(Extracted records)
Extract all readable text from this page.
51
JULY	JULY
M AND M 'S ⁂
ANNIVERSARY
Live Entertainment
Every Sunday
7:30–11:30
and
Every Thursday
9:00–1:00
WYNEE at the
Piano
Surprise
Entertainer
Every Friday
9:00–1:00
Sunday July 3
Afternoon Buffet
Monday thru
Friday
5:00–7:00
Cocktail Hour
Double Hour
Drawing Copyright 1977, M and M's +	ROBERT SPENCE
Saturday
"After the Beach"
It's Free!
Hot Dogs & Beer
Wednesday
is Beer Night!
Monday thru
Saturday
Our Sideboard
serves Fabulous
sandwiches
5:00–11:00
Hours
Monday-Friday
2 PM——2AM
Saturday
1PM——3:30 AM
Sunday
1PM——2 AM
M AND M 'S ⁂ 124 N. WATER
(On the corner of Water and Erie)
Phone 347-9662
* * *
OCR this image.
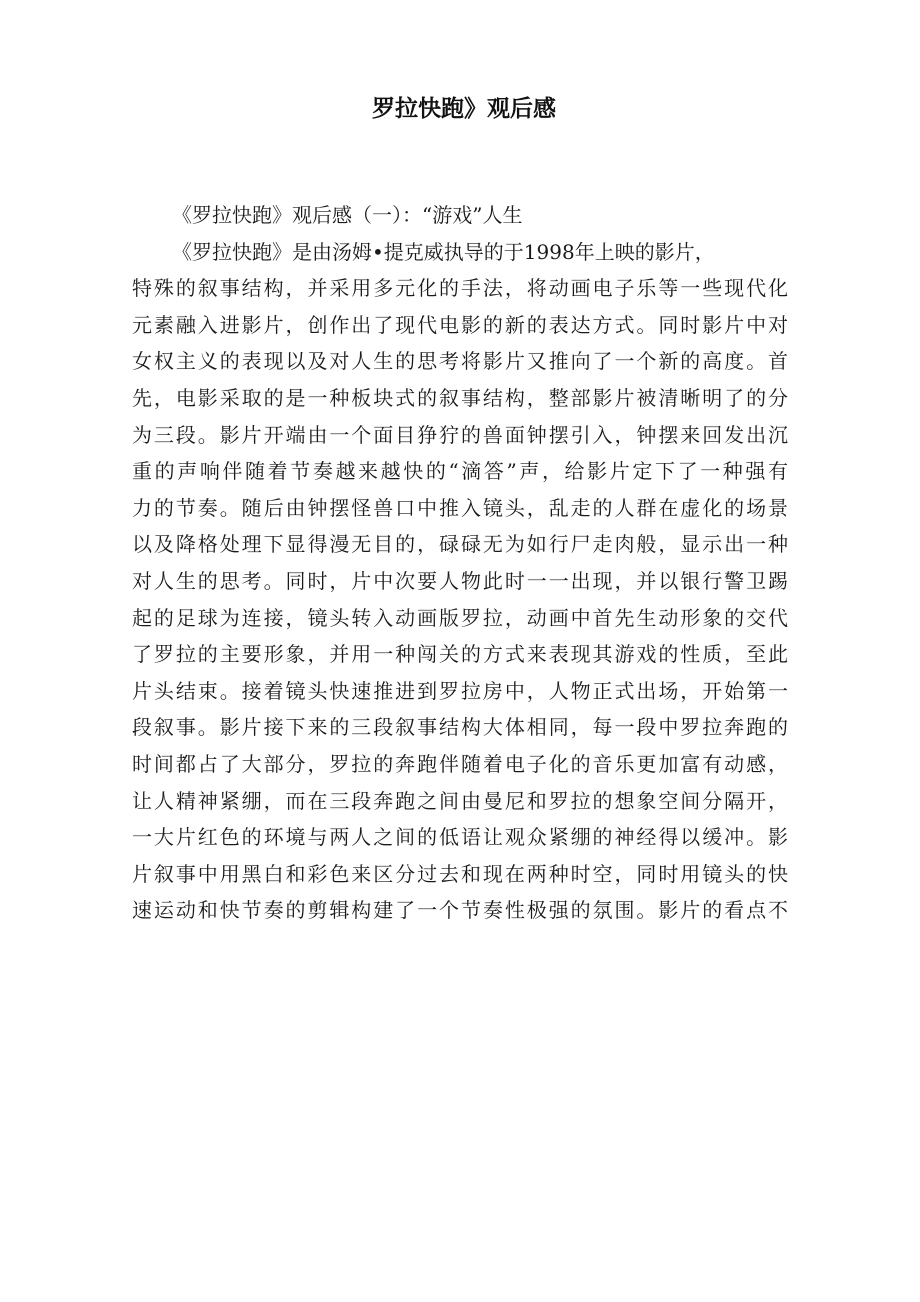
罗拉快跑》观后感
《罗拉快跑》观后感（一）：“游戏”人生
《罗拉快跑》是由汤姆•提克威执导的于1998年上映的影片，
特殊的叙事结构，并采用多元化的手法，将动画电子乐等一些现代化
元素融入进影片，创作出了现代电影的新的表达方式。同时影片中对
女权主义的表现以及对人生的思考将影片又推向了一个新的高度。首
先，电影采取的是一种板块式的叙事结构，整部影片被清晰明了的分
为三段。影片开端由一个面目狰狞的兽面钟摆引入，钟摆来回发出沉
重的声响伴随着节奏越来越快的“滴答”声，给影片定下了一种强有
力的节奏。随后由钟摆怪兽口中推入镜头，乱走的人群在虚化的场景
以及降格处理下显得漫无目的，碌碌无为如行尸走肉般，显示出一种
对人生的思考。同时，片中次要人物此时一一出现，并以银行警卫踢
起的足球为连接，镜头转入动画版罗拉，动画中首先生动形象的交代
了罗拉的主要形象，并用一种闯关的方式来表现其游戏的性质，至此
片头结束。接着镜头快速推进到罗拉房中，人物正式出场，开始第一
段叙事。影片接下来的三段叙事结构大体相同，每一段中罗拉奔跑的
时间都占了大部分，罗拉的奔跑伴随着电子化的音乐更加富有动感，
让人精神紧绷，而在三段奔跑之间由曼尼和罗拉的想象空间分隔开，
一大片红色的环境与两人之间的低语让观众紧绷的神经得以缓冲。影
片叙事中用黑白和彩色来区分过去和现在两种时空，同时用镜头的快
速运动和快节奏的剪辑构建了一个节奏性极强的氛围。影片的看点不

:: Task ::
Check each line of these records for the string "罗拉快跑" and state only how many lines have it.

:: The response ::
3